Reading passage:
====

A Coaching Tree Grows in Stillwater…

Posted by Brian Goodman on December 21st, 2016

West Virginia’s renaissance under Bob Huggins is by now a familiar story — perennially relevant hoops brand endures an uncharacteristic drought of postseason success, only to right itself with an overhaul of the team’s identity focused on frenzied defense, relentless offensive rebounding, a rare degree of unselfishness and staggering depth. Some 1,100 miles away, though, Brad Underwood – a former disciple of Huggins — is hard at work resurrecting Oklahoma State in a similar fashion.

Brad Underwood is Up to Plenty of Good in Stillwater (USA Today Images)

Brad Underwood is Up to Plenty of Good in Stillwater (USA Today Images)

Last Saturday, Underwood’s Cowboys dominated Wichita State 93-76 at Intrust Bank Arena to move to 9-2 on the season. The result didn’t get much national attention because of a surplus of good games that afternoon, but Oklahoma State dismantled a team that had gone 116 home games without allowing so much as 80 points to an opponent. The victory gave a significant boost to Oklahoma State’s non-conference resume in the wake of missed opportunities against North Carolina and Maryland, and come Big 12 play, opponents would be ill-advised to overlook the Cowboys in much the same way they overlooked the Mountaineers two seasons ago.

====

Requirement: Decide whether each statement agrees with the article on Oklahoma State basketball, answering yes or no and quoting the words of the article that settle it. 1. Oklahoma State beat Wichita State by a score of 93-76. 2. The article calls Brad Underwood a former disciple of Bob Huggins. 3. The win over Wichita State gave Oklahoma State a 10-1 record. The items that come after this article were taken from a separate source.

Bounding box prediction data:
====

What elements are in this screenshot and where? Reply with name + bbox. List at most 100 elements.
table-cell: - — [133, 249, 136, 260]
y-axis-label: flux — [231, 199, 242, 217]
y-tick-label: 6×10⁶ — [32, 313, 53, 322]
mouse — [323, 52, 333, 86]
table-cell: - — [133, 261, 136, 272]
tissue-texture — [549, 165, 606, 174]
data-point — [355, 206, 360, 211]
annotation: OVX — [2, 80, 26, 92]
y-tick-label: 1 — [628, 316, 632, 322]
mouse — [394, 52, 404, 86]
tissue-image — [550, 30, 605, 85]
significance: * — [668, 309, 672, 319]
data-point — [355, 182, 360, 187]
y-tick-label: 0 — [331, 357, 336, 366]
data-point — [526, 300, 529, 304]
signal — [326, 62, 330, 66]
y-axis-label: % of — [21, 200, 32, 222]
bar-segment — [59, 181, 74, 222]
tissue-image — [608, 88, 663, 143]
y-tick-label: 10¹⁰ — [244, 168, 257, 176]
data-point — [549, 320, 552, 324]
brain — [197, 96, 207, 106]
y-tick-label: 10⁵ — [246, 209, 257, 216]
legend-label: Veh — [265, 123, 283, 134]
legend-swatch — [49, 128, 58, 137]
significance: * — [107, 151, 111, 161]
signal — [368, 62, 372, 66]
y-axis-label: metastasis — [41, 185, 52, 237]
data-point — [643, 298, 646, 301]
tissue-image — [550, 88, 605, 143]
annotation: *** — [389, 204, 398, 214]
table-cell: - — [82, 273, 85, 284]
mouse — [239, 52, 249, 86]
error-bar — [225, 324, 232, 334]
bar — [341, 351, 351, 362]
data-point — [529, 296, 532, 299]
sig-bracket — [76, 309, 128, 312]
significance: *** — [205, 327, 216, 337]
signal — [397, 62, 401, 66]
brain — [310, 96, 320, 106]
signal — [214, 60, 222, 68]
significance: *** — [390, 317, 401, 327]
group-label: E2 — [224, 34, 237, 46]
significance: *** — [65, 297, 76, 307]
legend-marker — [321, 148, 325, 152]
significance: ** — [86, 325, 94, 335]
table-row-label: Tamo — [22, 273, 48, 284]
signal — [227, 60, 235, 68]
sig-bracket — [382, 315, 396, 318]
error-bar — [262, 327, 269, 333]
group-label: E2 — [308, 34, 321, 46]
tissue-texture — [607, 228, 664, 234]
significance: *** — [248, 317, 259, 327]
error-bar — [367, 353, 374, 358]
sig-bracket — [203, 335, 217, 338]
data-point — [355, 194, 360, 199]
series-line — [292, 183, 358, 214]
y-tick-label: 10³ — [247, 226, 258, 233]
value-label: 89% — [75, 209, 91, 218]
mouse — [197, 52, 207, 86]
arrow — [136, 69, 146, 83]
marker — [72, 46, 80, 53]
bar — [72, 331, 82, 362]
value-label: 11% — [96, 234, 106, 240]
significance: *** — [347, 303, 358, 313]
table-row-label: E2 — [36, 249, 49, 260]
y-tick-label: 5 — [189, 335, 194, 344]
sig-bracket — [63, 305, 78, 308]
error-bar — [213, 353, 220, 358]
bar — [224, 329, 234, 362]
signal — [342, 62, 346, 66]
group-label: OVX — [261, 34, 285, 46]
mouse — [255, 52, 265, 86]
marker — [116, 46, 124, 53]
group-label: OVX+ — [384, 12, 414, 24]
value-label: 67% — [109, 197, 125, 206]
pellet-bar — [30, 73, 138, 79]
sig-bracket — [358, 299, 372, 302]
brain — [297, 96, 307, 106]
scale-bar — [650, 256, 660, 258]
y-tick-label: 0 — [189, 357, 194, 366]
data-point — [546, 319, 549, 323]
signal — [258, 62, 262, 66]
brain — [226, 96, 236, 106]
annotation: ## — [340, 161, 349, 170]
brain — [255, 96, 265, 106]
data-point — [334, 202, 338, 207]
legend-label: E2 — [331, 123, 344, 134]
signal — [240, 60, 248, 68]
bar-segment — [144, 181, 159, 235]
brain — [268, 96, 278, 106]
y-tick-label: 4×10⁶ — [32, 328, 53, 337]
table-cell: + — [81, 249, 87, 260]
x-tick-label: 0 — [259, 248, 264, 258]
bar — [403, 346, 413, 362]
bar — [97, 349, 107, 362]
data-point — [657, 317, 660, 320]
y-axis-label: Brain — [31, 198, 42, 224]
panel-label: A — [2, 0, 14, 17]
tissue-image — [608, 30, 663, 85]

====

Worked solution:
1. Yes: "Underwood’s Cowboys dominated Wichita State 93-76 at Intrust Bank Arena"
2. Yes: "Brad Underwood – a former disciple of Huggins"
3. No: "to move to 9-2 on the season"